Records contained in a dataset
•••••

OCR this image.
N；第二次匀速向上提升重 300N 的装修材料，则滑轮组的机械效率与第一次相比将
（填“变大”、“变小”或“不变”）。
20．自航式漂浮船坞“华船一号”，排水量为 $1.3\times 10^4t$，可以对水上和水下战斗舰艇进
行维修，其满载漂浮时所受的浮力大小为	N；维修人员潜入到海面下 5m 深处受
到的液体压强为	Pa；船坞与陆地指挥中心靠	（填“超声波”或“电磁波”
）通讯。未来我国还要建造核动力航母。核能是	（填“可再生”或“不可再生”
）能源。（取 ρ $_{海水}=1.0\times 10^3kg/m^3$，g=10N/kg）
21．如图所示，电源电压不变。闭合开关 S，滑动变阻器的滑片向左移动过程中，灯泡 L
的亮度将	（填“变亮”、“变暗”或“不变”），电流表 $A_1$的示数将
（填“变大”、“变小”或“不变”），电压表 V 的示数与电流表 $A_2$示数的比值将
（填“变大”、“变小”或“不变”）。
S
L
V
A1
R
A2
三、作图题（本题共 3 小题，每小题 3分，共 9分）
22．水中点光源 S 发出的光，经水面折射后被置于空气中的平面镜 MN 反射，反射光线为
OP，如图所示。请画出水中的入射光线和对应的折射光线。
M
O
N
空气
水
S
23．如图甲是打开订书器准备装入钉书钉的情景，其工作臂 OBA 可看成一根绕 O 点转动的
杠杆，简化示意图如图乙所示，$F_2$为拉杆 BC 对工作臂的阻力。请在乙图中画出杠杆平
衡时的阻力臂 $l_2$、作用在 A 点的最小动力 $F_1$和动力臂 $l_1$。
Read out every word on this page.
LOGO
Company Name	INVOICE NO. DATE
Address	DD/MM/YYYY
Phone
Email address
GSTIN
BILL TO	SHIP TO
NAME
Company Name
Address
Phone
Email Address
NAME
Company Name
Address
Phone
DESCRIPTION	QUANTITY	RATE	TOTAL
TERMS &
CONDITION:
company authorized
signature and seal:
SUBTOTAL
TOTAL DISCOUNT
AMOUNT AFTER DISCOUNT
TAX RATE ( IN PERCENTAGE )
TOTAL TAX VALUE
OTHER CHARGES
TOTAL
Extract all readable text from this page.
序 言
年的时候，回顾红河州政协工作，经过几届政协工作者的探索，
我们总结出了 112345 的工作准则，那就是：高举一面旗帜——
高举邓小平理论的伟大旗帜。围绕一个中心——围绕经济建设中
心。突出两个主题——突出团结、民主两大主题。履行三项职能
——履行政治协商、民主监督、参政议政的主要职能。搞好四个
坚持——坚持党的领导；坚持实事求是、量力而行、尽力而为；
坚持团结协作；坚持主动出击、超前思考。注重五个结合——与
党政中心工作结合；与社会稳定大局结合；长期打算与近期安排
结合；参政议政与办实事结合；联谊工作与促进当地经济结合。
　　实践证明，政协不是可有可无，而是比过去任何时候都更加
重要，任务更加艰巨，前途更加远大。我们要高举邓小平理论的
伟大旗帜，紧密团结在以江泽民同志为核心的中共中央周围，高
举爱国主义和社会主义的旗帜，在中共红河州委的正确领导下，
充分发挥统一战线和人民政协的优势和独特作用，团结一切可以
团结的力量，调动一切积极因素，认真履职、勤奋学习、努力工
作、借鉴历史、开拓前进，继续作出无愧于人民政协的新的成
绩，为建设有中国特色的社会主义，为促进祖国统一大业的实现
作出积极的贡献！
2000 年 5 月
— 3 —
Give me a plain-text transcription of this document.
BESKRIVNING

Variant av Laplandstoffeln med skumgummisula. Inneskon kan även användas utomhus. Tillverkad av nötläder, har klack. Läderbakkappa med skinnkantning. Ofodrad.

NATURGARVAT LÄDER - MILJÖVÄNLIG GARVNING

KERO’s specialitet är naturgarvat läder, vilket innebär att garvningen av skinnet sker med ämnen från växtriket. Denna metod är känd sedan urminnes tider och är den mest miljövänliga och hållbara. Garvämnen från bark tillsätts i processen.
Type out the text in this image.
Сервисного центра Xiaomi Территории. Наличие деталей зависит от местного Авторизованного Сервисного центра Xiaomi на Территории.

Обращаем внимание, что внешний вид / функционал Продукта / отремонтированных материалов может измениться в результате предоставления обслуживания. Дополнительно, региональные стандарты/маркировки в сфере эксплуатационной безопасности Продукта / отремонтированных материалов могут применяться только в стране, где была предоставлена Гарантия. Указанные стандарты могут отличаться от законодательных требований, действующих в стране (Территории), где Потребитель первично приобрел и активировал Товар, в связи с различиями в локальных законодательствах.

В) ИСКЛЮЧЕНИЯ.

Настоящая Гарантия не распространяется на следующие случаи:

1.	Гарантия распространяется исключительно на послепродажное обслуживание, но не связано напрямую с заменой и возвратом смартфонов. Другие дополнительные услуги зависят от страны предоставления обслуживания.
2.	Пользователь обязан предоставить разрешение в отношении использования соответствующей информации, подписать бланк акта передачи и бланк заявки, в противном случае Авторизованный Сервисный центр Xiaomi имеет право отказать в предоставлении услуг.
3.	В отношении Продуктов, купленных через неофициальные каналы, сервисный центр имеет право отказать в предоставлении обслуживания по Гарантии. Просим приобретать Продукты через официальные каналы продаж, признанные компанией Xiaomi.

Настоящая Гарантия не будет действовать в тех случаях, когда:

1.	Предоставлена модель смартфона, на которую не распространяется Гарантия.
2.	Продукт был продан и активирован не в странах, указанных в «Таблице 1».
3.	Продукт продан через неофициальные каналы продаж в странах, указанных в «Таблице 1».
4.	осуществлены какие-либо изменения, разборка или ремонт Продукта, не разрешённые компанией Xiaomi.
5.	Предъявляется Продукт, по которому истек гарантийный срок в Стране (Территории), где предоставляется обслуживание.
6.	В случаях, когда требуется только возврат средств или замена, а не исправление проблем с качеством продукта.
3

•••••

> AIM
Extract all lines from the material above that include the word "каналы".

> ANSWER TO THE EXERCISE
3.	В отношении Продуктов, купленных через неофициальные каналы, сервисный центр имеет право отказать в предоставлении обслуживания по Гарантии. Просим приобретать Продукты через официальные каналы продаж, признанные компанией Xiaomi.
3.	Продукт продан через неофициальные каналы продаж в странах, указанных в «Таблице 1».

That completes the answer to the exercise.